▶ _EXERCISE DETAILS_
Each line should be copied exactly.

▶ _RECORDS FOR THE EXERCISE_
┏━━

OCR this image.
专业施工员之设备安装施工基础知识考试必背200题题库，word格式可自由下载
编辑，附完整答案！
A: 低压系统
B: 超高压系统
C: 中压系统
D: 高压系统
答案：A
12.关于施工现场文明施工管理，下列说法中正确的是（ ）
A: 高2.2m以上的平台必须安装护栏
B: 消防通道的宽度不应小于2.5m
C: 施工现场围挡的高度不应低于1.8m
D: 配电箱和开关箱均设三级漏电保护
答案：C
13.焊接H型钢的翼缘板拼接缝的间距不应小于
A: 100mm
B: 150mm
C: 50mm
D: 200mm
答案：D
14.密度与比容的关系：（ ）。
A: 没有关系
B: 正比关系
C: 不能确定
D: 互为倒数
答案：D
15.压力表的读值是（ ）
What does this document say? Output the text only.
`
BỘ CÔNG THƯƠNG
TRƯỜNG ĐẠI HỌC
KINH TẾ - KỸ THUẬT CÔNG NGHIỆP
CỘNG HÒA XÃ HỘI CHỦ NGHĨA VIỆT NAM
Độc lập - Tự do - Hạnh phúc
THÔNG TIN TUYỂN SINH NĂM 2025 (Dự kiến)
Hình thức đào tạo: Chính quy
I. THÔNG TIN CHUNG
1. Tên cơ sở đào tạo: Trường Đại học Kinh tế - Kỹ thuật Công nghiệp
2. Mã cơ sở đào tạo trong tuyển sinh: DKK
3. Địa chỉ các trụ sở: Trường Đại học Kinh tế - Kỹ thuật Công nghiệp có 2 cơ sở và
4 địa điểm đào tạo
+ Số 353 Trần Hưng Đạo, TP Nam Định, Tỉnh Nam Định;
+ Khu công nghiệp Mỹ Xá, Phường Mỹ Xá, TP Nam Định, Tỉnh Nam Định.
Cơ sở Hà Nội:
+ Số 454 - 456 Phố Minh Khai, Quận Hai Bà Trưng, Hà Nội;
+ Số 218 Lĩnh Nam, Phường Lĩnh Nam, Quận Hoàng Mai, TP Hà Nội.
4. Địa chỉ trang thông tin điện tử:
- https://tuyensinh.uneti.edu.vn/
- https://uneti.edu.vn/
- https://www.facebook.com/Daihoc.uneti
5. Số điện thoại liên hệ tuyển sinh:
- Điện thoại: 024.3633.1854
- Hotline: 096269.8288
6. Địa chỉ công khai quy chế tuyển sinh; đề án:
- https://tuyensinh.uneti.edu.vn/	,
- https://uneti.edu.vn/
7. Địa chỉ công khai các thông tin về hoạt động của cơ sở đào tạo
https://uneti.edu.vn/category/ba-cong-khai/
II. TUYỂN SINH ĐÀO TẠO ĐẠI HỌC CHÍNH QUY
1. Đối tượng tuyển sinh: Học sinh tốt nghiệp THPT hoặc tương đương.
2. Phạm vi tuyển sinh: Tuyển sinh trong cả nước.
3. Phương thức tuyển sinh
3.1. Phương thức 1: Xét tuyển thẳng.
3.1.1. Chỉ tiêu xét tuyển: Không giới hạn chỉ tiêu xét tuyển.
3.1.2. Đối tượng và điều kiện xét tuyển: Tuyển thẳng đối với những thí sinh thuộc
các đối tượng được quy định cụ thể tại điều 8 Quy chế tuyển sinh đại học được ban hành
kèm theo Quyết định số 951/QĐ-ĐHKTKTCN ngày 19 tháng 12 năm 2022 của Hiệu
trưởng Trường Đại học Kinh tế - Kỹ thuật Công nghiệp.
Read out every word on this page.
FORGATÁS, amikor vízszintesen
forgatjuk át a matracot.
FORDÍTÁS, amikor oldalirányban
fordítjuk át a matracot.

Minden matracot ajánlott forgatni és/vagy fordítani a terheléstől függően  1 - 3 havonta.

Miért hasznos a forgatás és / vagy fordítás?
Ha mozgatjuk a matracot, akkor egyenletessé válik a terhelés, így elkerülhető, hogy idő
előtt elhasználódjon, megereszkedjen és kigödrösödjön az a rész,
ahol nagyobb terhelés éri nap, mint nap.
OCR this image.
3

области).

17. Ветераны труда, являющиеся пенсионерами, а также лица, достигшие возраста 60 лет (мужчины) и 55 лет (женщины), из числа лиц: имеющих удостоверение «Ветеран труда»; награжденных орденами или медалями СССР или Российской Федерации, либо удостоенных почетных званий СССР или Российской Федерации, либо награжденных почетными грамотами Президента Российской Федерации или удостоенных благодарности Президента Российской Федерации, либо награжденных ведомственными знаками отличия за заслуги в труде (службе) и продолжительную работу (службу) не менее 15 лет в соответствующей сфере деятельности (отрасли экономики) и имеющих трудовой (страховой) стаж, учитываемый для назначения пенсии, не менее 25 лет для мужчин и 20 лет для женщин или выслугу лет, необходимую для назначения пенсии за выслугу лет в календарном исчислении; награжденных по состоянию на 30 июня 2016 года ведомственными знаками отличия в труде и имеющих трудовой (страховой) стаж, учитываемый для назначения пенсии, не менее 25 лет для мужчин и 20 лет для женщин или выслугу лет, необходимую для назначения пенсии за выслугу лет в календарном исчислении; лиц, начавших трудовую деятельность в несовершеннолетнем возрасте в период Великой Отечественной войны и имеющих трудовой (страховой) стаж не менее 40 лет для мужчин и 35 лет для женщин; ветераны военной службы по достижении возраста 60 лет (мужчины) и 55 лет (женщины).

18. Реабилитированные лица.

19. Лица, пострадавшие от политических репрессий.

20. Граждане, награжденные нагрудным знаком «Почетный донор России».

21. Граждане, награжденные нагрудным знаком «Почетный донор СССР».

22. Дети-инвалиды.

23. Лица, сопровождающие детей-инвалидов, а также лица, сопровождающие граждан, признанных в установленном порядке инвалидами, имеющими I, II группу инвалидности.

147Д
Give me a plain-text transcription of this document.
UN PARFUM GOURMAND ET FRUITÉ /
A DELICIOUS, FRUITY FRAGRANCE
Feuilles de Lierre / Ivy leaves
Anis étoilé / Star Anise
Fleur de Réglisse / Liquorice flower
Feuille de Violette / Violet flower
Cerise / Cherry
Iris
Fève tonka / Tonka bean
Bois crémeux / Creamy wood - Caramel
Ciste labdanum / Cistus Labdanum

┗━━

▶ _TASK RESPONSE_
OCR this image.
专业施工员之设备安装施工基础知识考试必背200题题库，word格式可自由下载
编辑，附完整答案！
A: 低压系统
B: 超高压系统
C: 中压系统
D: 高压系统
答案：A
12.关于施工现场文明施工管理，下列说法中正确的是（ ）
A: 高2.2m以上的平台必须安装护栏
B: 消防通道的宽度不应小于2.5m
C: 施工现场围挡的高度不应低于1.8m
D: 配电箱和开关箱均设三级漏电保护
答案：C
13.焊接H型钢的翼缘板拼接缝的间距不应小于
A: 100mm
B: 150mm
C: 50mm
D: 200mm
答案：D
14.密度与比容的关系：（ ）。
A: 没有关系
B: 正比关系
C: 不能确定
D: 互为倒数
答案：D
15.压力表的读值是（ ）
What does this document say? Output the text only.
`
BỘ CÔNG THƯƠNG
TRƯỜNG ĐẠI HỌC
KINH TẾ - KỸ THUẬT CÔNG NGHIỆP
CỘNG HÒA XÃ HỘI CHỦ NGHĨA VIỆT NAM
Độc lập - Tự do - Hạnh phúc
THÔNG TIN TUYỂN SINH NĂM 2025 (Dự kiến)
Hình thức đào tạo: Chính quy
I. THÔNG TIN CHUNG
1. Tên cơ sở đào tạo: Trường Đại học Kinh tế - Kỹ thuật Công nghiệp
2. Mã cơ sở đào tạo trong tuyển sinh: DKK
3. Địa chỉ các trụ sở: Trường Đại học Kinh tế - Kỹ thuật Công nghiệp có 2 cơ sở và
4 địa điểm đào tạo
+ Số 353 Trần Hưng Đạo, TP Nam Định, Tỉnh Nam Định;
+ Khu công nghiệp Mỹ Xá, Phường Mỹ Xá, TP Nam Định, Tỉnh Nam Định.
Cơ sở Hà Nội:
+ Số 454 - 456 Phố Minh Khai, Quận Hai Bà Trưng, Hà Nội;
+ Số 218 Lĩnh Nam, Phường Lĩnh Nam, Quận Hoàng Mai, TP Hà Nội.
4. Địa chỉ trang thông tin điện tử:
- https://tuyensinh.uneti.edu.vn/
- https://uneti.edu.vn/
- https://www.facebook.com/Daihoc.uneti
5. Số điện thoại liên hệ tuyển sinh:
- Điện thoại: 024.3633.1854
- Hotline: 096269.8288
6. Địa chỉ công khai quy chế tuyển sinh; đề án:
- https://tuyensinh.uneti.edu.vn/	,
- https://uneti.edu.vn/
7. Địa chỉ công khai các thông tin về hoạt động của cơ sở đào tạo
https://uneti.edu.vn/category/ba-cong-khai/
II. TUYỂN SINH ĐÀO TẠO ĐẠI HỌC CHÍNH QUY
1. Đối tượng tuyển sinh: Học sinh tốt nghiệp THPT hoặc tương đương.
2. Phạm vi tuyển sinh: Tuyển sinh trong cả nước.
3. Phương thức tuyển sinh
3.1. Phương thức 1: Xét tuyển thẳng.
3.1.1. Chỉ tiêu xét tuyển: Không giới hạn chỉ tiêu xét tuyển.
3.1.2. Đối tượng và điều kiện xét tuyển: Tuyển thẳng đối với những thí sinh thuộc
các đối tượng được quy định cụ thể tại điều 8 Quy chế tuyển sinh đại học được ban hành
kèm theo Quyết định số 951/QĐ-ĐHKTKTCN ngày 19 tháng 12 năm 2022 của Hiệu
trưởng Trường Đại học Kinh tế - Kỹ thuật Công nghiệp.
Read out every word on this page.
FORGATÁS, amikor vízszintesen
forgatjuk át a matracot.
FORDÍTÁS, amikor oldalirányban
fordítjuk át a matracot.

Minden matracot ajánlott forgatni és/vagy fordítani a terheléstől függően  1 - 3 havonta.

Miért hasznos a forgatás és / vagy fordítás?
Ha mozgatjuk a matracot, akkor egyenletessé válik a terhelés, így elkerülhető, hogy idő
előtt elhasználódjon, megereszkedjen és kigödrösödjön az a rész,
ahol nagyobb terhelés éri nap, mint nap.
OCR this image.
3

области).

17. Ветераны труда, являющиеся пенсионерами, а также лица, достигшие возраста 60 лет (мужчины) и 55 лет (женщины), из числа лиц: имеющих удостоверение «Ветеран труда»; награжденных орденами или медалями СССР или Российской Федерации, либо удостоенных почетных званий СССР или Российской Федерации, либо награжденных почетными грамотами Президента Российской Федерации или удостоенных благодарности Президента Российской Федерации, либо награжденных ведомственными знаками отличия за заслуги в труде (службе) и продолжительную работу (службу) не менее 15 лет в соответствующей сфере деятельности (отрасли экономики) и имеющих трудовой (страховой) стаж, учитываемый для назначения пенсии, не менее 25 лет для мужчин и 20 лет для женщин или выслугу лет, необходимую для назначения пенсии за выслугу лет в календарном исчислении; награжденных по состоянию на 30 июня 2016 года ведомственными знаками отличия в труде и имеющих трудовой (страховой) стаж, учитываемый для назначения пенсии, не менее 25 лет для мужчин и 20 лет для женщин или выслугу лет, необходимую для назначения пенсии за выслугу лет в календарном исчислении; лиц, начавших трудовую деятельность в несовершеннолетнем возрасте в период Великой Отечественной войны и имеющих трудовой (страховой) стаж не менее 40 лет для мужчин и 35 лет для женщин; ветераны военной службы по достижении возраста 60 лет (мужчины) и 55 лет (женщины).

18. Реабилитированные лица.

19. Лица, пострадавшие от политических репрессий.

20. Граждане, награжденные нагрудным знаком «Почетный донор России».

21. Граждане, награжденные нагрудным знаком «Почетный донор СССР».

22. Дети-инвалиды.

23. Лица, сопровождающие детей-инвалидов, а также лица, сопровождающие граждан, признанных в установленном порядке инвалидами, имеющими I, II группу инвалидности.

147Д
Give me a plain-text transcription of this document.
UN PARFUM GOURMAND ET FRUITÉ /
A DELICIOUS, FRUITY FRAGRANCE
Feuilles de Lierre / Ivy leaves
Anis étoilé / Star Anise
Fleur de Réglisse / Liquorice flower
Feuille de Violette / Violet flower
Cerise / Cherry
Iris
Fève tonka / Tonka bean
Bois crémeux / Creamy wood - Caramel
Ciste labdanum / Cistus Labdanum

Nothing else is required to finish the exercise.